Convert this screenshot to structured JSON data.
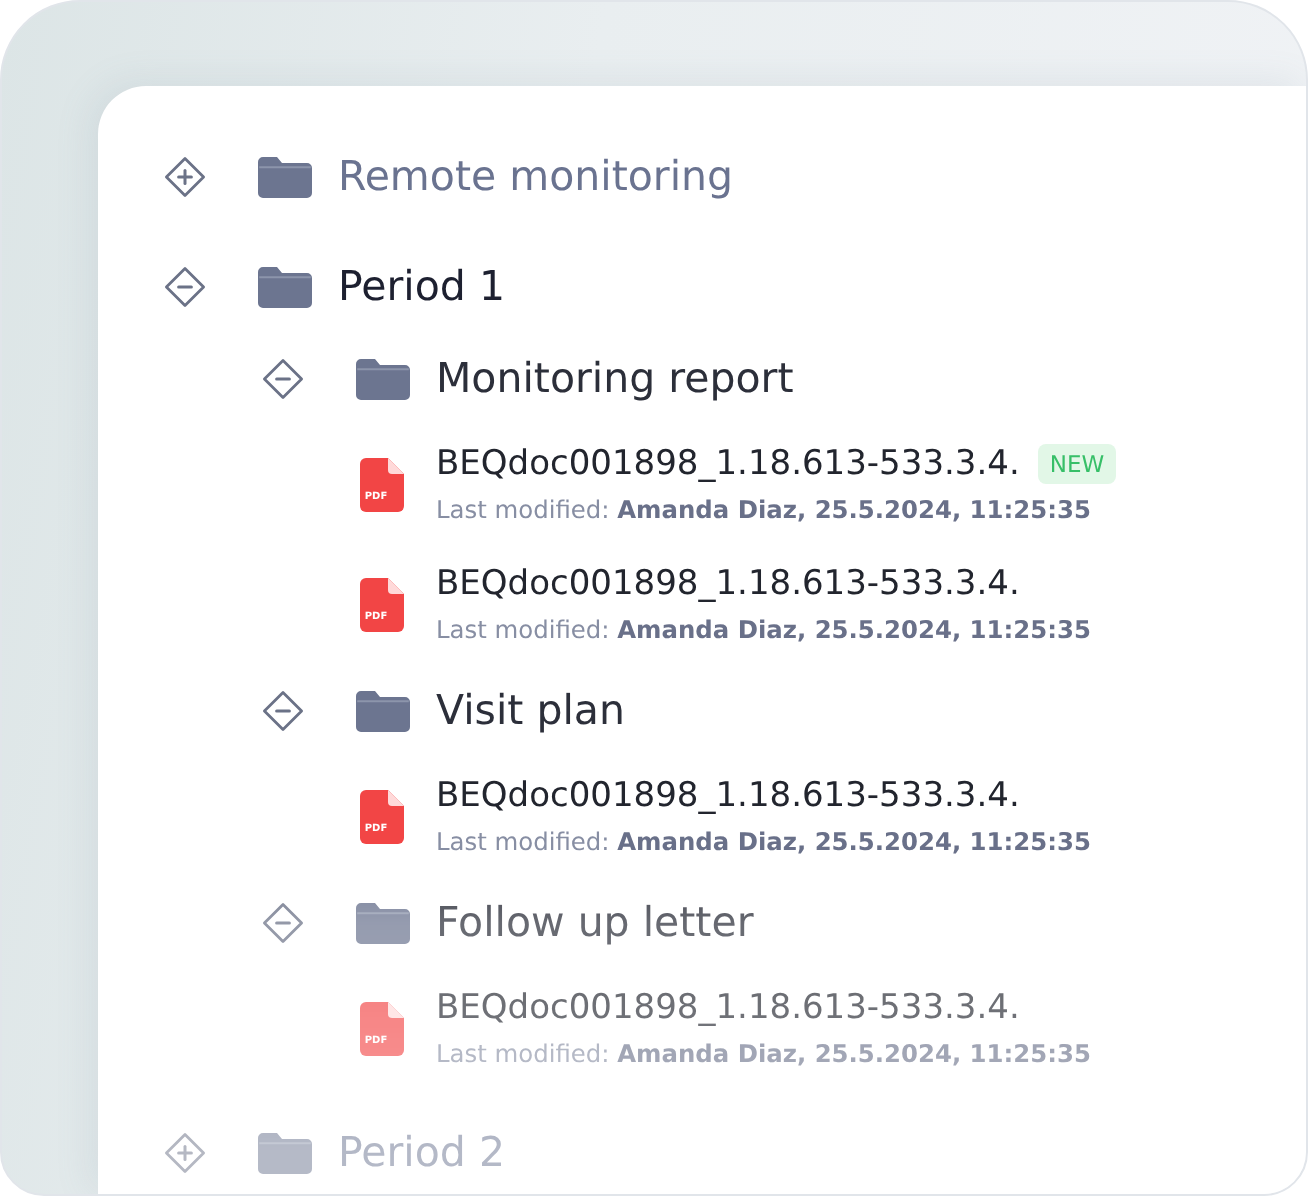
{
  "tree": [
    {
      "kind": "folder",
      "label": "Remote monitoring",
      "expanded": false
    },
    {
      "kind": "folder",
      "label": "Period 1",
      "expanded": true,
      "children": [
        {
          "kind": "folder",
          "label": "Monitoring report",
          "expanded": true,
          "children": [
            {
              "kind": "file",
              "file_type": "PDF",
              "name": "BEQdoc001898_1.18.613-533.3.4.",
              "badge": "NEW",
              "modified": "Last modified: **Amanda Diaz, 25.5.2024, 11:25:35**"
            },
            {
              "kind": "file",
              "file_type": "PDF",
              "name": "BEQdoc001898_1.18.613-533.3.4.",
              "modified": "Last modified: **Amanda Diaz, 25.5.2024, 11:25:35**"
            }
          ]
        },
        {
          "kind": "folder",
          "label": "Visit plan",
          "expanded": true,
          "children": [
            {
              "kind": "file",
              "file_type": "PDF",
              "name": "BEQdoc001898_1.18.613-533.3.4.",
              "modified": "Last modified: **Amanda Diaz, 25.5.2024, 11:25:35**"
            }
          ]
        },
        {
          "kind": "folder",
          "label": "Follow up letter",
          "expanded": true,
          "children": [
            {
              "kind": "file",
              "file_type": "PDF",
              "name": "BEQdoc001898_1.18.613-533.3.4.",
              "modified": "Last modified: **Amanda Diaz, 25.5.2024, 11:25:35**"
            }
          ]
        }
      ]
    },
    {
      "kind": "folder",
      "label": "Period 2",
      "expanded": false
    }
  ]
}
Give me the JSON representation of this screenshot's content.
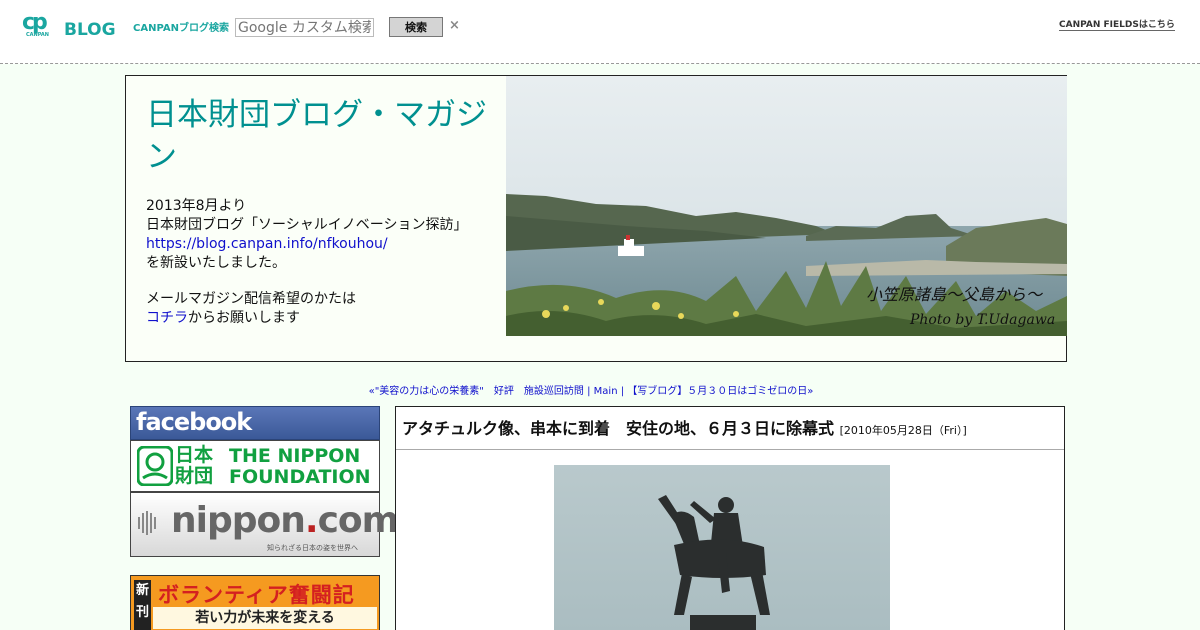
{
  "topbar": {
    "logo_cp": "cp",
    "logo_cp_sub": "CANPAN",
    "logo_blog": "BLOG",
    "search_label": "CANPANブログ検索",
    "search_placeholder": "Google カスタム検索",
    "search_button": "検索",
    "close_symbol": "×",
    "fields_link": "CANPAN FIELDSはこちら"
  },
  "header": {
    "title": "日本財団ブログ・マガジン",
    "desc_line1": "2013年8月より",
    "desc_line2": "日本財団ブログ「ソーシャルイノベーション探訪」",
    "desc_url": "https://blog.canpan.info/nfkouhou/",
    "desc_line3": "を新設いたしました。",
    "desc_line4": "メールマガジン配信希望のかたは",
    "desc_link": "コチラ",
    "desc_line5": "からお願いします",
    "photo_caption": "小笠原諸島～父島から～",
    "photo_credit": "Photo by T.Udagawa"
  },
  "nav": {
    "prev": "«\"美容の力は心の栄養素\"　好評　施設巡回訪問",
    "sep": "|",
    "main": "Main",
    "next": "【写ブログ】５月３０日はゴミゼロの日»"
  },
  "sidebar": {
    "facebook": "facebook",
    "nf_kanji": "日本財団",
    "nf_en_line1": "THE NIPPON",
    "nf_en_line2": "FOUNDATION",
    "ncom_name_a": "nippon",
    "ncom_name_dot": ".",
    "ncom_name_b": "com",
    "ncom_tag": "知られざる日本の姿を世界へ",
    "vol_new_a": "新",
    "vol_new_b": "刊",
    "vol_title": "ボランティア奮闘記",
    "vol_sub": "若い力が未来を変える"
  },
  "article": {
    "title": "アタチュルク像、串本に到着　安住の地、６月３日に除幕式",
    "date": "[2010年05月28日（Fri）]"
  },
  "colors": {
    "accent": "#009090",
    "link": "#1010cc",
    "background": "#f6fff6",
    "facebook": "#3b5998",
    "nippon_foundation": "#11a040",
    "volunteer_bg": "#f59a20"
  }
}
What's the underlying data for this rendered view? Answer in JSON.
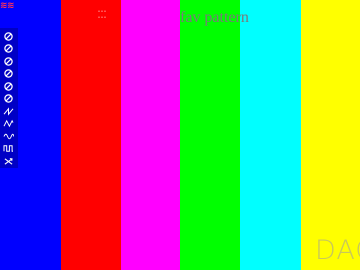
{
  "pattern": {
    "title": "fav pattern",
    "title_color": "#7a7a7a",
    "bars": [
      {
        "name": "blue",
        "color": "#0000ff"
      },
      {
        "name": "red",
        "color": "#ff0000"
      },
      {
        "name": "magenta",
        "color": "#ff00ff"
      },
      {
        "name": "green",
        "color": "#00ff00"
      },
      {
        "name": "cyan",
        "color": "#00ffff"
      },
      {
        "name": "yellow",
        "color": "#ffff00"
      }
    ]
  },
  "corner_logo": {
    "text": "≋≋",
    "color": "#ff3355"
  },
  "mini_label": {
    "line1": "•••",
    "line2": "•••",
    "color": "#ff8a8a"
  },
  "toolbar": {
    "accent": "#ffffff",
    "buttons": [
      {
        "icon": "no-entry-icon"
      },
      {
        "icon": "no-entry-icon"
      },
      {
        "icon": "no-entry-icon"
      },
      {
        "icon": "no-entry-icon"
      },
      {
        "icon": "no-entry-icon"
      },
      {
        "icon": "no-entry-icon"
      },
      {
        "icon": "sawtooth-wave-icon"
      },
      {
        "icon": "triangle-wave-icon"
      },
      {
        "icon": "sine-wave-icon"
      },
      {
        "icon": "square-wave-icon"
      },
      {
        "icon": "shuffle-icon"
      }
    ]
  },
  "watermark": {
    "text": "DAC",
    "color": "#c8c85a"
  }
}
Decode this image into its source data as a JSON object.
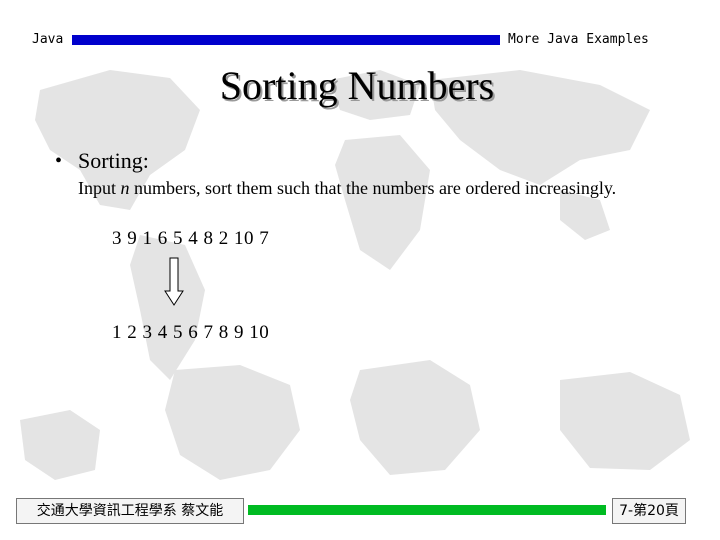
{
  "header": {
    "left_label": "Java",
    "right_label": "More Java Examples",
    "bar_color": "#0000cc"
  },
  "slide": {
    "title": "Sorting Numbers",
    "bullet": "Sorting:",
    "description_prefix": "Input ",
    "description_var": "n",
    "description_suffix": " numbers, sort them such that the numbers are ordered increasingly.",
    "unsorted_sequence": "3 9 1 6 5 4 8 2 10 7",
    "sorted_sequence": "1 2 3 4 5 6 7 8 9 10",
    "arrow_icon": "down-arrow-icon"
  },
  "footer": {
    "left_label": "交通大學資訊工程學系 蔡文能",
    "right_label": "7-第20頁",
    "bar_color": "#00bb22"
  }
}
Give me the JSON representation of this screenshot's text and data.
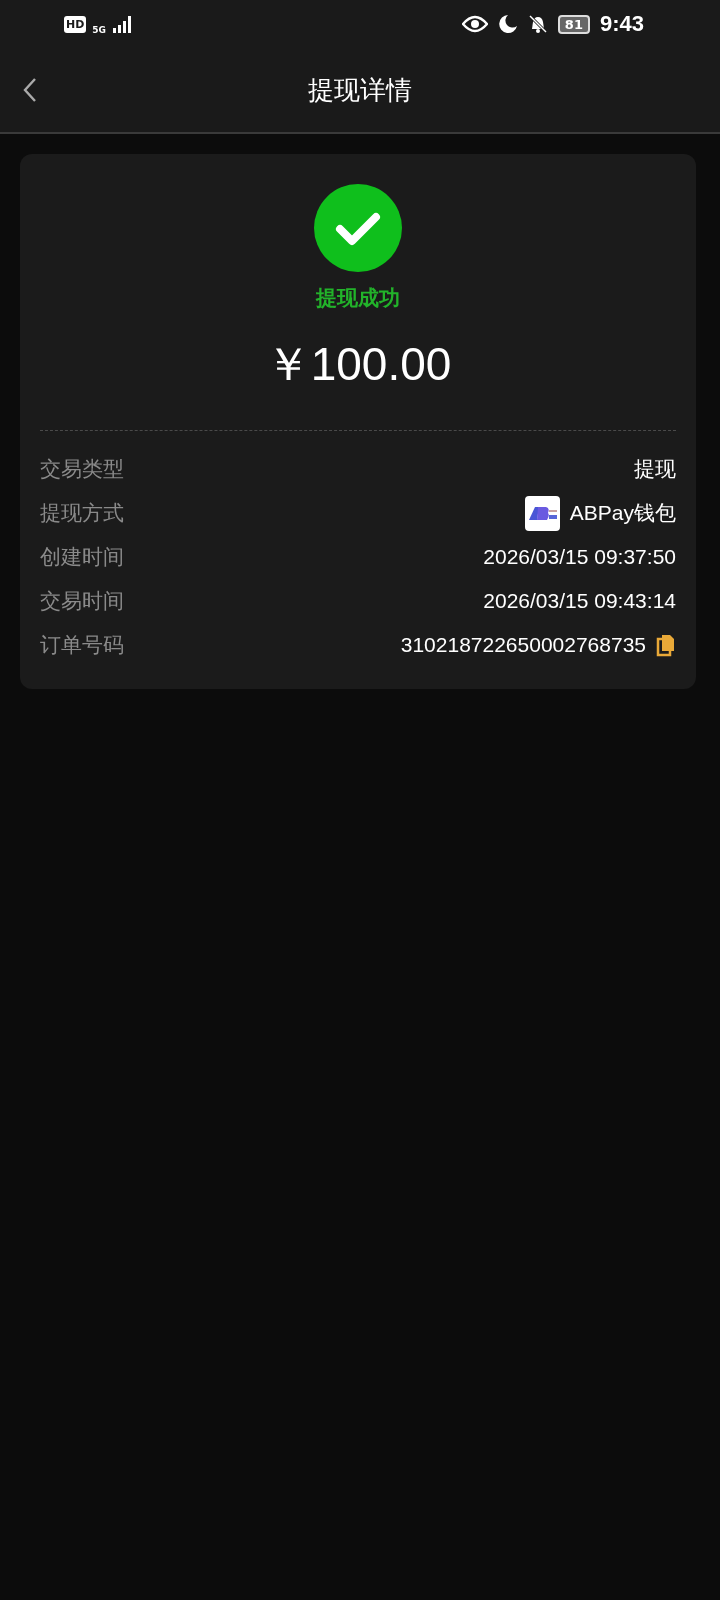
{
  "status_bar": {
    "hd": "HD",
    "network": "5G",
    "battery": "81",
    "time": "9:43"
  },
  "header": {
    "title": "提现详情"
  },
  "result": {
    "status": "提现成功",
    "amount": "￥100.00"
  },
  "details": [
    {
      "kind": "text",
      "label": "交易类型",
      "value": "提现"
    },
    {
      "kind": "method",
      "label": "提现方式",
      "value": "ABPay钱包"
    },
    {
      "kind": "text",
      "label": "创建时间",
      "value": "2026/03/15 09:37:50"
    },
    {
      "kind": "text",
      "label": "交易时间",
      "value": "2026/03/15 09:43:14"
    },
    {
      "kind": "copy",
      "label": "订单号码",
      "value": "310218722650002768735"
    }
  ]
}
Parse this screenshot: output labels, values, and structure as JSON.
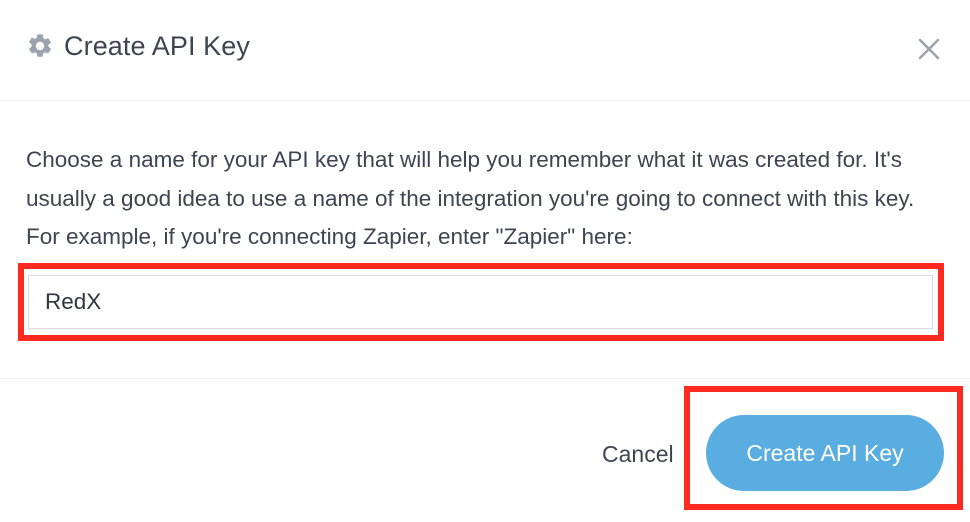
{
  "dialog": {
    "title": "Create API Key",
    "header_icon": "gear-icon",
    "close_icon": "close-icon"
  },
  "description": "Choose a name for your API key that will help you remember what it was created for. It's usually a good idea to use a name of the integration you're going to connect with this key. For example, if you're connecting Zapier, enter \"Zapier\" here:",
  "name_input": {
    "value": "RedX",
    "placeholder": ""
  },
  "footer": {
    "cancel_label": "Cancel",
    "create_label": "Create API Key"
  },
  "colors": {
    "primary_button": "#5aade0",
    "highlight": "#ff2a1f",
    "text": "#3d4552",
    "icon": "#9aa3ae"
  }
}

——

◆ **Written request**
Transcribe the records verbatim and omit the images.

◆ **Output below**
Convert this screenshot to structured JSON data.
{
  "tree": [
    {
      "kind": "folder",
      "label": "Remote monitoring",
      "expanded": false
    },
    {
      "kind": "folder",
      "label": "Period 1",
      "expanded": true,
      "children": [
        {
          "kind": "folder",
          "label": "Monitoring report",
          "expanded": true,
          "children": [
            {
              "kind": "file",
              "file_type": "PDF",
              "name": "BEQdoc001898_1.18.613-533.3.4.",
              "badge": "NEW",
              "modified": "Last modified: **Amanda Diaz, 25.5.2024, 11:25:35**"
            },
            {
              "kind": "file",
              "file_type": "PDF",
              "name": "BEQdoc001898_1.18.613-533.3.4.",
              "modified": "Last modified: **Amanda Diaz, 25.5.2024, 11:25:35**"
            }
          ]
        },
        {
          "kind": "folder",
          "label": "Visit plan",
          "expanded": true,
          "children": [
            {
              "kind": "file",
              "file_type": "PDF",
              "name": "BEQdoc001898_1.18.613-533.3.4.",
              "modified": "Last modified: **Amanda Diaz, 25.5.2024, 11:25:35**"
            }
          ]
        },
        {
          "kind": "folder",
          "label": "Follow up letter",
          "expanded": true,
          "children": [
            {
              "kind": "file",
              "file_type": "PDF",
              "name": "BEQdoc001898_1.18.613-533.3.4.",
              "modified": "Last modified: **Amanda Diaz, 25.5.2024, 11:25:35**"
            }
          ]
        }
      ]
    },
    {
      "kind": "folder",
      "label": "Period 2",
      "expanded": false
    }
  ]
}
Give me the JSON representation of this screenshot's content.
{
  "topbar": {
    "logo_cp": "cp",
    "logo_cp_sub": "CANPAN",
    "logo_blog": "BLOG",
    "search_label": "CANPANブログ検索",
    "search_placeholder": "Google カスタム検索",
    "search_button": "検索",
    "close_symbol": "×",
    "fields_link": "CANPAN FIELDSはこちら"
  },
  "header": {
    "title": "日本財団ブログ・マガジン",
    "desc_line1": "2013年8月より",
    "desc_line2": "日本財団ブログ「ソーシャルイノベーション探訪」",
    "desc_url": "https://blog.canpan.info/nfkouhou/",
    "desc_line3": "を新設いたしました。",
    "desc_line4": "メールマガジン配信希望のかたは",
    "desc_link": "コチラ",
    "desc_line5": "からお願いします",
    "photo_caption": "小笠原諸島～父島から～",
    "photo_credit": "Photo by T.Udagawa"
  },
  "nav": {
    "prev": "«\"美容の力は心の栄養素\"　好評　施設巡回訪問",
    "sep": "|",
    "main": "Main",
    "next": "【写ブログ】５月３０日はゴミゼロの日»"
  },
  "sidebar": {
    "facebook": "facebook",
    "nf_kanji": "日本財団",
    "nf_en_line1": "THE NIPPON",
    "nf_en_line2": "FOUNDATION",
    "ncom_name_a": "nippon",
    "ncom_name_dot": ".",
    "ncom_name_b": "com",
    "ncom_tag": "知られざる日本の姿を世界へ",
    "vol_new_a": "新",
    "vol_new_b": "刊",
    "vol_title": "ボランティア奮闘記",
    "vol_sub": "若い力が未来を変える"
  },
  "article": {
    "title": "アタチュルク像、串本に到着　安住の地、６月３日に除幕式",
    "date": "[2010年05月28日（Fri）]"
  },
  "colors": {
    "accent": "#009090",
    "link": "#1010cc",
    "background": "#f6fff6",
    "facebook": "#3b5998",
    "nippon_foundation": "#11a040",
    "volunteer_bg": "#f59a20"
  }
}
What's the underlying data for this rendered view? Answer in JSON.
{
  "pattern": {
    "title": "fav pattern",
    "title_color": "#7a7a7a",
    "bars": [
      {
        "name": "blue",
        "color": "#0000ff"
      },
      {
        "name": "red",
        "color": "#ff0000"
      },
      {
        "name": "magenta",
        "color": "#ff00ff"
      },
      {
        "name": "green",
        "color": "#00ff00"
      },
      {
        "name": "cyan",
        "color": "#00ffff"
      },
      {
        "name": "yellow",
        "color": "#ffff00"
      }
    ]
  },
  "corner_logo": {
    "text": "≋≋",
    "color": "#ff3355"
  },
  "mini_label": {
    "line1": "•••",
    "line2": "•••",
    "color": "#ff8a8a"
  },
  "toolbar": {
    "accent": "#ffffff",
    "buttons": [
      {
        "icon": "no-entry-icon"
      },
      {
        "icon": "no-entry-icon"
      },
      {
        "icon": "no-entry-icon"
      },
      {
        "icon": "no-entry-icon"
      },
      {
        "icon": "no-entry-icon"
      },
      {
        "icon": "no-entry-icon"
      },
      {
        "icon": "sawtooth-wave-icon"
      },
      {
        "icon": "triangle-wave-icon"
      },
      {
        "icon": "sine-wave-icon"
      },
      {
        "icon": "square-wave-icon"
      },
      {
        "icon": "shuffle-icon"
      }
    ]
  },
  "watermark": {
    "text": "DAC",
    "color": "#c8c85a"
  }
}
Decode this image into its source data as a JSON object.
{
  "header": {
    "left_label": "Java",
    "right_label": "More Java Examples",
    "bar_color": "#0000cc"
  },
  "slide": {
    "title": "Sorting Numbers",
    "bullet": "Sorting:",
    "description_prefix": "Input ",
    "description_var": "n",
    "description_suffix": " numbers, sort them such that the numbers are ordered increasingly.",
    "unsorted_sequence": "3 9 1 6 5 4 8 2 10 7",
    "sorted_sequence": "1 2 3 4 5 6 7 8 9 10",
    "arrow_icon": "down-arrow-icon"
  },
  "footer": {
    "left_label": "交通大學資訊工程學系 蔡文能",
    "right_label": "7-第20頁",
    "bar_color": "#00bb22"
  }
}
Give me the JSON representation of this screenshot's text and data.
{
  "status_bar": {
    "hd": "HD",
    "network": "5G",
    "battery": "81",
    "time": "9:43"
  },
  "header": {
    "title": "提现详情"
  },
  "result": {
    "status": "提现成功",
    "amount": "￥100.00"
  },
  "details": [
    {
      "kind": "text",
      "label": "交易类型",
      "value": "提现"
    },
    {
      "kind": "method",
      "label": "提现方式",
      "value": "ABPay钱包"
    },
    {
      "kind": "text",
      "label": "创建时间",
      "value": "2026/03/15 09:37:50"
    },
    {
      "kind": "text",
      "label": "交易时间",
      "value": "2026/03/15 09:43:14"
    },
    {
      "kind": "copy",
      "label": "订单号码",
      "value": "310218722650002768735"
    }
  ]
}
Parse this screenshot: output labels, values, and structure as JSON.
{
  "dialog": {
    "title": "Create API Key",
    "header_icon": "gear-icon",
    "close_icon": "close-icon"
  },
  "description": "Choose a name for your API key that will help you remember what it was created for. It's usually a good idea to use a name of the integration you're going to connect with this key. For example, if you're connecting Zapier, enter \"Zapier\" here:",
  "name_input": {
    "value": "RedX",
    "placeholder": ""
  },
  "footer": {
    "cancel_label": "Cancel",
    "create_label": "Create API Key"
  },
  "colors": {
    "primary_button": "#5aade0",
    "highlight": "#ff2a1f",
    "text": "#3d4552",
    "icon": "#9aa3ae"
  }
}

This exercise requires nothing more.